• DIRECTIVES:
A - According to the January reading notes, what job does Death take while on holiday in Reaper Man?
B - Pick up the January reading notes after their final sentence and keep writing them.

• PASSAGE PROVIDED:
— Start —
January 2017 Reading Notes

Library books trying to take off.

My New Year’s resolution was to keep track of what I’m reading month by month. (I considered week by week, but I know I’d fall behind. A month at a time is so much less commitment. So here we are. One month down, eleven more to go.

Finished this month

1. Mort by Terry Pratchett

Death decides to take an apprentice, the hapless Mort. Who, Death hopes, will marry his adopted daughter. Of course, nothing goes as planned.

I’m re-reading all of Terry Pratchett’s Discworld books that feature the character Death. This is the first of them. This re-read is part of a larger self-imposed Terry Pratchett project. I’ve been pondering Pratchett quite a bit, especially thinking about what he has to say about faith and religion and eternal truths. Pulling on threads to see where they lead. I’m hoping it will lead to more blog posts. Pratchett seems worth writing about.

Making Progress

1. Reaper Man by Terry Pratchett

About halfway through the second of the Death books. The Auditors think that Death is slipping, becoming too lenient, too human. So Death takes a holiday while waiting for his time to run out. He takes a job as a farm hand. Meanwhile, no one is dying…

2. Children of Earth and Sky by Guy Gavriel Kay

I’m re-reading Kay’s latest novel. I have to confess that the first time I read it, I got to the end and felt vaguely disappointed. But then I thought maybe I was missing something so I needed to re-read it before I wrote up a review. Kay is my favorite fantasy novelist, but I like some of his books better than others. I’m about halfway through the re-read and have indeed been noticing details I missed the first time. Still not sure what it’s all going to add up to or if I will be less dissatisfied at the ending. I’m certainly not regretting the time I’m spending with the book. Kay’s storytelling is still superb even in my less-favorite books.

3. The Drover’s Road Collection by Joyce West

A trilogy of junior novels, set in New Zealand, following the adventures of a girl named Gay (Gabrielle) who lives on a sheep station with her uncle and cousins. The novels are fairly episodic, rather like Anne of Green Gables, though Gay isn’t much like Anne. I’m thinking they’ll be a good read-aloud for the kids, but I wanted to read them myself first. I wish I could find more good children’s books about New Zealand.

4. The Discoverers: A History of Man’s Search to Know His World and Himself by Daniel Boorstin

I’m still plugging away at this one, a chapter or two at a time. It’s good and dense and not hard to read, but I tend to want to break it up with other reading. I’m on the fourth and last section, so the end is in sight.
— End —
• COLLECTED DATA:
— Start —
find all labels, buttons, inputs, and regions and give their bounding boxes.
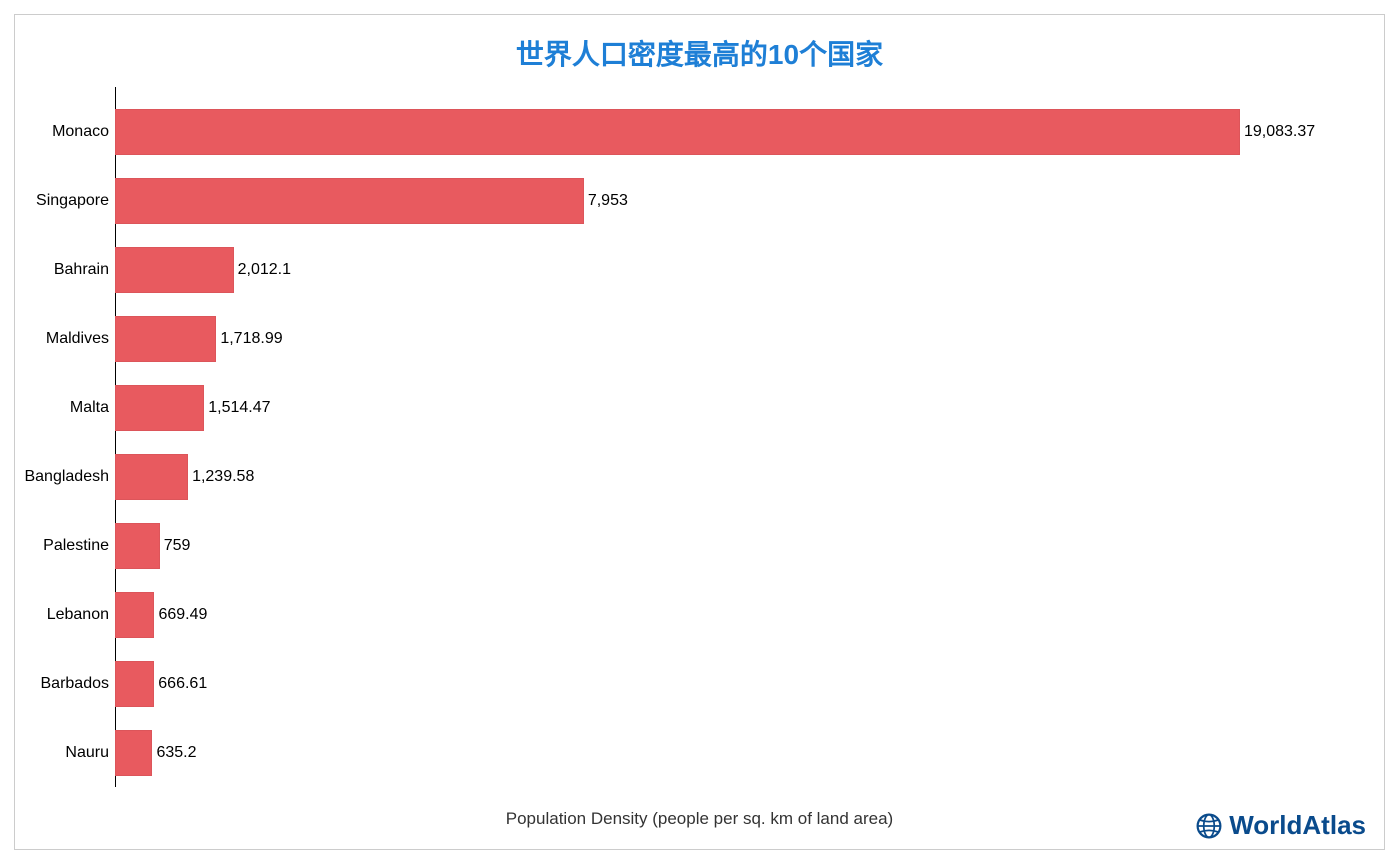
— End —
• TASK-BY-TASK ANSWERS:
A - He takes a job as a farm hand.

B -
5. Omeros by Derek Walcott

A post-modernist epic poem inspired by Homer and set on the Caribbean island of St Lucia. It concerns the rivalry of two fisherman, Achille and Hector, over the affections of a woman named Helen. There is a blind man named St Omer, nicknamed Seven Seas. And a wounded fisherman named Philoctete. And a British couple, retired Major Plunkett and his wife, Maud. The language is rich and beautiful, the poem is deeply allusive. I’m reading one section every day or every other day, savoring the language and immersing myself in it. Doing a lot of reading aloud to myself and to the kids. But not all of it. Some of the language is adult and so are some of the themes. It’s not a poem to share wholesale with the kids. But they are hearing snippets.

6. Aeneid Book VI translated by Seamus Heaney

I’ve only read a few pages, this isn’t quite hitting the right note for me now. Maybe another time? I do generally love Heaney’s translations, though even he admits that Aeneid Book Six is one of the harder ones to love. It is fascinating to me what a loabor of love this translation is, how personal it is for Heaney, the result of a lifetime’s work as a poet, really. It’s making me think about the act of translation and how it’s both creative and yet at the service of another author and of another text, all the tensions that underlie the act of translation. This will definitely be one to come back to over and over again.

7. The Great War Part II

Brendan Hodge at Darwin Catholic is back at the novel writing game, posting new installments of his serialized World War I novel. I thoroughly enjoyed Part I and am so very much looking forward to this second part. Not only is it a well-researched and lovingly crafted work, the characters are friends I’m eager to catch up with. I really can’t wait to find out what will happen next.

Dipping into

1. The Rattle Bag edited by Seamus Heaney and Ted Hughes.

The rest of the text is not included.